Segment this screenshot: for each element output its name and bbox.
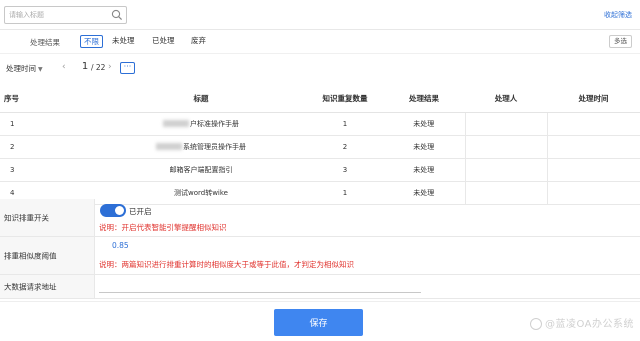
cell-result: 未处理 [383, 112, 466, 136]
col-time: 处理时间 [547, 86, 640, 113]
threshold-input[interactable]: 0.85 [112, 241, 129, 250]
title-text: 测试word转wike [174, 188, 228, 197]
filter-option-discarded[interactable]: 废弃 [188, 35, 209, 48]
more-pages-button[interactable]: ··· [120, 62, 135, 74]
search-icon[interactable] [111, 9, 123, 21]
cell-index: 1 [0, 112, 95, 136]
cell-time [547, 135, 640, 159]
pagination-bar: 处理时间 ▼ ‹ 1 / 22 › ··· [0, 54, 640, 82]
col-handler: 处理人 [465, 86, 547, 113]
table-row[interactable]: 1 户标准操作手册 1 未处理 [0, 112, 640, 136]
col-index: 序号 [0, 86, 95, 113]
title-text: 系统管理员操作手册 [183, 142, 246, 151]
sort-dropdown[interactable]: 处理时间 ▼ [6, 63, 43, 74]
filter-label: 处理结果 [30, 38, 60, 47]
cell-index: 2 [0, 135, 95, 159]
footer-bar: 保存 @蓝凌OA办公系统 [0, 301, 640, 341]
brand-logo-icon [529, 318, 542, 330]
filter-bar: 处理结果 不限 未处理 已处理 废弃 多选 [0, 30, 640, 54]
col-duplicate-count: 知识重复数量 [307, 86, 383, 113]
cell-result: 未处理 [383, 135, 466, 159]
dedupe-note: 说明：开启代表智能引擎提醒相似知识 [99, 223, 227, 232]
filter-option-processed[interactable]: 已处理 [149, 35, 178, 48]
cell-duplicate-count: 1 [307, 112, 383, 136]
filter-option-unlimited[interactable]: 不限 [80, 35, 103, 48]
multi-select-button[interactable]: 多选 [609, 35, 632, 48]
bigdata-url-input[interactable] [99, 292, 421, 293]
table-header-row: 序号 标题 知识重复数量 处理结果 处理人 处理时间 [0, 86, 640, 113]
col-title: 标题 [95, 86, 307, 113]
col-result: 处理结果 [383, 86, 465, 113]
redacted-text [156, 143, 182, 150]
bigdata-url-label: 大数据请求地址 [0, 275, 95, 298]
threshold-note: 说明：两篇知识进行排重计算时的相似度大于或等于此值，才判定为相似知识 [99, 260, 354, 269]
redacted-text [163, 120, 189, 127]
cell-result: 未处理 [383, 158, 466, 182]
title-text: 邮箱客户端配置指引 [169, 165, 233, 174]
cell-duplicate-count: 2 [307, 135, 383, 159]
watermark-text: @蓝凌OA办公系统 [544, 319, 634, 330]
cell-duplicate-count: 3 [307, 158, 383, 182]
save-button[interactable]: 保存 [274, 309, 363, 336]
next-page-icon[interactable]: › [108, 62, 112, 72]
search-input[interactable] [5, 7, 109, 23]
dedupe-toggle[interactable] [100, 204, 126, 217]
prev-page-icon[interactable]: ‹ [62, 62, 66, 72]
dedupe-switch-row: 知识排重开关 已开启 说明：开启代表智能引擎提醒相似知识 [0, 199, 640, 237]
watermark: @蓝凌OA办公系统 [529, 315, 634, 330]
collapse-filter-link[interactable]: 收起筛选 [604, 10, 632, 20]
cell-time [547, 112, 640, 136]
title-text: 户标准操作手册 [190, 119, 239, 128]
knowledge-table: 序号 标题 知识重复数量 处理结果 处理人 处理时间 1 户标准操作手册 1 未… [0, 86, 640, 205]
caret-down-icon: ▼ [38, 66, 43, 73]
cell-time [547, 158, 640, 182]
dedupe-switch-label: 知识排重开关 [0, 199, 95, 236]
toggle-knob [115, 206, 124, 215]
cell-handler [465, 135, 548, 159]
bigdata-url-row: 大数据请求地址 [0, 275, 640, 299]
cell-title[interactable]: 邮箱客户端配置指引 [95, 158, 307, 182]
cell-index: 3 [0, 158, 95, 182]
total-pages: / 22 [91, 63, 106, 72]
table-row[interactable]: 2 系统管理员操作手册 2 未处理 [0, 135, 640, 159]
top-bar: 收起筛选 [0, 0, 640, 30]
table-row[interactable]: 3 邮箱客户端配置指引 3 未处理 [0, 158, 640, 182]
filter-option-unprocessed[interactable]: 未处理 [109, 35, 138, 48]
cell-handler [465, 158, 548, 182]
current-page[interactable]: 1 [78, 61, 92, 72]
settings-form: 知识排重开关 已开启 说明：开启代表智能引擎提醒相似知识 排重相似度阈值 0.8… [0, 199, 640, 299]
dedupe-state: 已开启 [129, 207, 152, 216]
cell-handler [465, 112, 548, 136]
sort-label: 处理时间 [6, 64, 36, 73]
cell-title[interactable]: 户标准操作手册 [95, 112, 307, 136]
threshold-label: 排重相似度阈值 [0, 237, 95, 274]
cell-title[interactable]: 系统管理员操作手册 [95, 135, 307, 159]
threshold-row: 排重相似度阈值 0.85 说明：两篇知识进行排重计算时的相似度大于或等于此值，才… [0, 237, 640, 275]
search-box[interactable] [4, 6, 127, 24]
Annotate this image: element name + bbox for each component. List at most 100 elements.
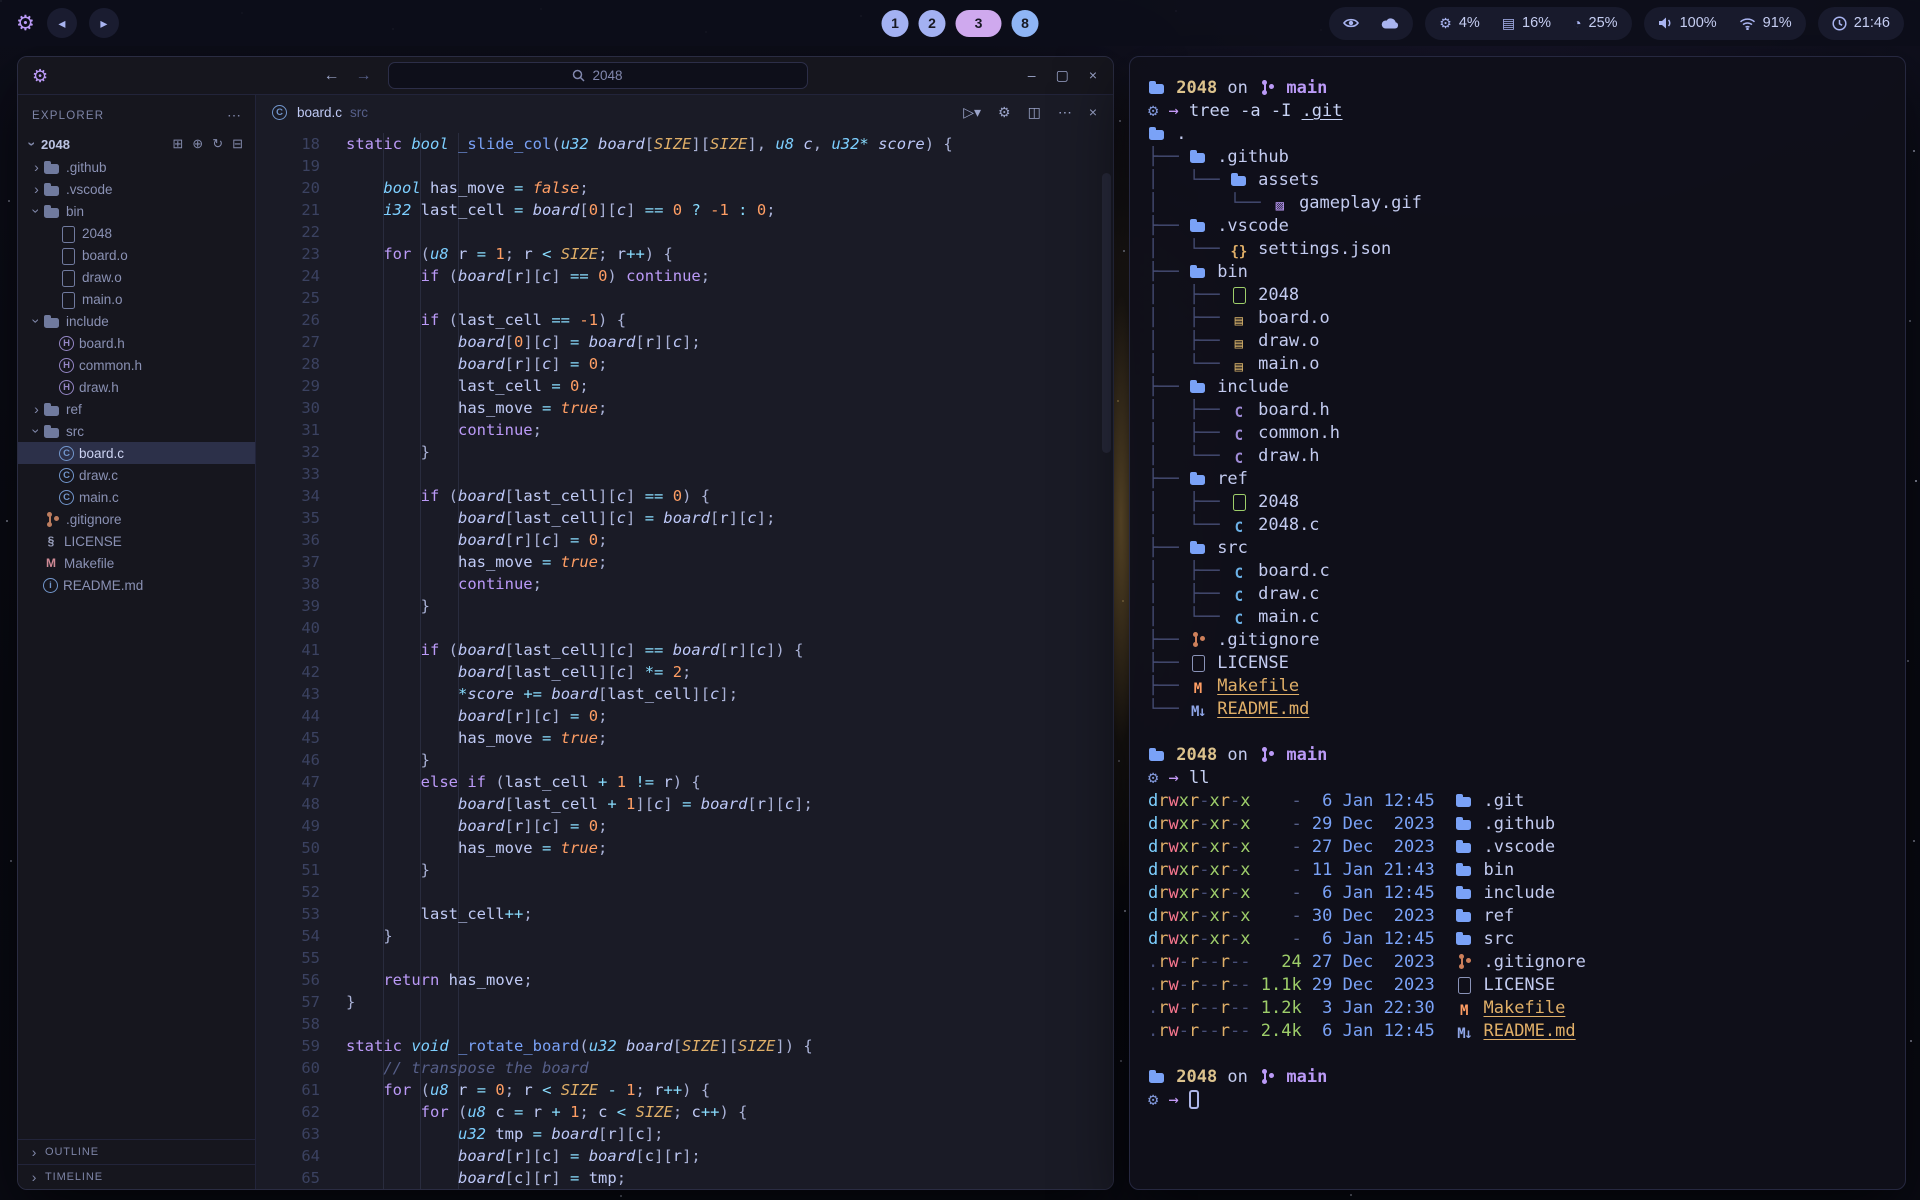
split-editor-button[interactable]: ◫ bbox=[1028, 104, 1041, 121]
code-line-28[interactable]: board[r][c] = 0; bbox=[346, 353, 1113, 375]
code-line-30[interactable]: has_move = true; bbox=[346, 397, 1113, 419]
code-line-44[interactable]: board[r][c] = 0; bbox=[346, 705, 1113, 727]
minimize-button[interactable]: – bbox=[1028, 67, 1036, 84]
line-number-28[interactable]: 28 bbox=[256, 353, 320, 375]
line-number-56[interactable]: 56 bbox=[256, 969, 320, 991]
code-line-34[interactable]: if (board[last_cell][c] == 0) { bbox=[346, 485, 1113, 507]
line-number-63[interactable]: 63 bbox=[256, 1123, 320, 1145]
line-number-25[interactable]: 25 bbox=[256, 287, 320, 309]
line-number-41[interactable]: 41 bbox=[256, 639, 320, 661]
line-number-31[interactable]: 31 bbox=[256, 419, 320, 441]
code-line-65[interactable]: board[c][r] = tmp; bbox=[346, 1167, 1113, 1189]
code-line-50[interactable]: has_move = true; bbox=[346, 837, 1113, 859]
code-line-33[interactable] bbox=[346, 463, 1113, 485]
line-number-29[interactable]: 29 bbox=[256, 375, 320, 397]
tree-item-.github[interactable]: ›.github bbox=[18, 156, 255, 178]
command-center-search[interactable]: 2048 bbox=[388, 62, 808, 89]
tree-item-main.c[interactable]: Cmain.c bbox=[18, 486, 255, 508]
line-number-26[interactable]: 26 bbox=[256, 309, 320, 331]
code-line-40[interactable] bbox=[346, 617, 1113, 639]
line-number-44[interactable]: 44 bbox=[256, 705, 320, 727]
line-number-65[interactable]: 65 bbox=[256, 1167, 320, 1189]
tree-item-draw.h[interactable]: Hdraw.h bbox=[18, 376, 255, 398]
media-next-button[interactable]: ▸ bbox=[89, 8, 119, 38]
code-line-32[interactable]: } bbox=[346, 441, 1113, 463]
code-line-37[interactable]: has_move = true; bbox=[346, 551, 1113, 573]
tree-item-ref[interactable]: ›ref bbox=[18, 398, 255, 420]
tree-item-common.h[interactable]: Hcommon.h bbox=[18, 354, 255, 376]
editor-tab[interactable]: C board.c src ▷▾⚙◫⋯× bbox=[256, 95, 1113, 129]
line-number-22[interactable]: 22 bbox=[256, 221, 320, 243]
tree-item-bin[interactable]: ›bin bbox=[18, 200, 255, 222]
tree-item-README.md[interactable]: iREADME.md bbox=[18, 574, 255, 596]
line-number-35[interactable]: 35 bbox=[256, 507, 320, 529]
line-number-58[interactable]: 58 bbox=[256, 1013, 320, 1035]
code-line-35[interactable]: board[last_cell][c] = board[r][c]; bbox=[346, 507, 1113, 529]
line-number-46[interactable]: 46 bbox=[256, 749, 320, 771]
code-line-61[interactable]: for (u8 r = 0; r < SIZE - 1; r++) { bbox=[346, 1079, 1113, 1101]
terminal-window[interactable]: 2048 on main⚙ → tree -a -I .git .├── .gi… bbox=[1129, 56, 1906, 1190]
code-line-38[interactable]: continue; bbox=[346, 573, 1113, 595]
code-line-62[interactable]: for (u8 c = r + 1; c < SIZE; c++) { bbox=[346, 1101, 1113, 1123]
audio-network-widget[interactable]: 100% 91% bbox=[1644, 7, 1806, 40]
tree-item-LICENSE[interactable]: §LICENSE bbox=[18, 530, 255, 552]
code-line-63[interactable]: u32 tmp = board[r][c]; bbox=[346, 1123, 1113, 1145]
code-line-47[interactable]: else if (last_cell + 1 != r) { bbox=[346, 771, 1113, 793]
line-number-39[interactable]: 39 bbox=[256, 595, 320, 617]
tray-widget[interactable] bbox=[1329, 7, 1413, 40]
code-line-46[interactable]: } bbox=[346, 749, 1113, 771]
code-line-21[interactable]: i32 last_cell = board[0][c] == 0 ? -1 : … bbox=[346, 199, 1113, 221]
code-line-56[interactable]: return has_move; bbox=[346, 969, 1113, 991]
code-line-36[interactable]: board[r][c] = 0; bbox=[346, 529, 1113, 551]
code-line-41[interactable]: if (board[last_cell][c] == board[r][c]) … bbox=[346, 639, 1113, 661]
code-line-48[interactable]: board[last_cell + 1][c] = board[r][c]; bbox=[346, 793, 1113, 815]
line-number-24[interactable]: 24 bbox=[256, 265, 320, 287]
line-number-64[interactable]: 64 bbox=[256, 1145, 320, 1167]
code-line-55[interactable] bbox=[346, 947, 1113, 969]
tree-item-board.o[interactable]: board.o bbox=[18, 244, 255, 266]
code-line-31[interactable]: continue; bbox=[346, 419, 1113, 441]
run-button[interactable]: ▷▾ bbox=[963, 104, 981, 121]
close-button[interactable]: × bbox=[1089, 67, 1097, 84]
line-number-54[interactable]: 54 bbox=[256, 925, 320, 947]
code-line-19[interactable] bbox=[346, 155, 1113, 177]
workspace-3[interactable]: 3 bbox=[956, 10, 1002, 37]
line-number-40[interactable]: 40 bbox=[256, 617, 320, 639]
tree-item-include[interactable]: ›include bbox=[18, 310, 255, 332]
code-line-23[interactable]: for (u8 r = 1; r < SIZE; r++) { bbox=[346, 243, 1113, 265]
new-file-button[interactable]: ⊞ bbox=[172, 136, 183, 152]
navigate-back-button[interactable]: ← bbox=[324, 67, 340, 85]
code-line-22[interactable] bbox=[346, 221, 1113, 243]
tree-item-.vscode[interactable]: ›.vscode bbox=[18, 178, 255, 200]
code-line-64[interactable]: board[r][c] = board[c][r]; bbox=[346, 1145, 1113, 1167]
tree-item-draw.c[interactable]: Cdraw.c bbox=[18, 464, 255, 486]
workspace-2[interactable]: 2 bbox=[919, 10, 946, 37]
tree-item-board.h[interactable]: Hboard.h bbox=[18, 332, 255, 354]
code-line-26[interactable]: if (last_cell == -1) { bbox=[346, 309, 1113, 331]
line-number-36[interactable]: 36 bbox=[256, 529, 320, 551]
line-number-20[interactable]: 20 bbox=[256, 177, 320, 199]
navigate-forward-button[interactable]: → bbox=[356, 67, 372, 85]
line-number-49[interactable]: 49 bbox=[256, 815, 320, 837]
maximize-button[interactable]: ▢ bbox=[1056, 67, 1069, 84]
new-folder-button[interactable]: ⊕ bbox=[192, 136, 203, 152]
system-stats-widget[interactable]: ⚙ 4% ▤ 16% ◔ 25% bbox=[1425, 7, 1631, 40]
settings-button[interactable]: ⚙ bbox=[998, 104, 1011, 121]
line-number-34[interactable]: 34 bbox=[256, 485, 320, 507]
close-editor-button[interactable]: × bbox=[1089, 104, 1097, 121]
line-number-47[interactable]: 47 bbox=[256, 771, 320, 793]
line-number-23[interactable]: 23 bbox=[256, 243, 320, 265]
tree-item-2048[interactable]: 2048 bbox=[18, 222, 255, 244]
line-number-50[interactable]: 50 bbox=[256, 837, 320, 859]
line-number-45[interactable]: 45 bbox=[256, 727, 320, 749]
line-number-21[interactable]: 21 bbox=[256, 199, 320, 221]
line-number-42[interactable]: 42 bbox=[256, 661, 320, 683]
line-number-59[interactable]: 59 bbox=[256, 1035, 320, 1057]
code-line-24[interactable]: if (board[r][c] == 0) continue; bbox=[346, 265, 1113, 287]
code-line-18[interactable]: static bool _slide_col(u32 board[SIZE][S… bbox=[346, 133, 1113, 155]
line-number-52[interactable]: 52 bbox=[256, 881, 320, 903]
code-line-45[interactable]: has_move = true; bbox=[346, 727, 1113, 749]
code-line-39[interactable]: } bbox=[346, 595, 1113, 617]
line-number-32[interactable]: 32 bbox=[256, 441, 320, 463]
code-line-53[interactable]: last_cell++; bbox=[346, 903, 1113, 925]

# # # # # # #

* _TASK STATEMENT_: Revise the lines of the material starting at the one that contains "split-editor-button[interactable]: ◫ bbox=[1028, 104, 1041, 121]" and ending at the one that contains "code-line-44[interactable]: board[r][c] = 0;", changing "has_move" to "did_move" and keeping everything else the same. Return only those revised lines.

* _RESPONSE TO THIS EXERCISE_:
split-editor-button[interactable]: ◫ bbox=[1028, 104, 1041, 121]
code-line-28[interactable]: board[r][c] = 0; bbox=[346, 353, 1113, 375]
code-line-30[interactable]: did_move = true; bbox=[346, 397, 1113, 419]
code-line-44[interactable]: board[r][c] = 0; bbox=[346, 705, 1113, 727]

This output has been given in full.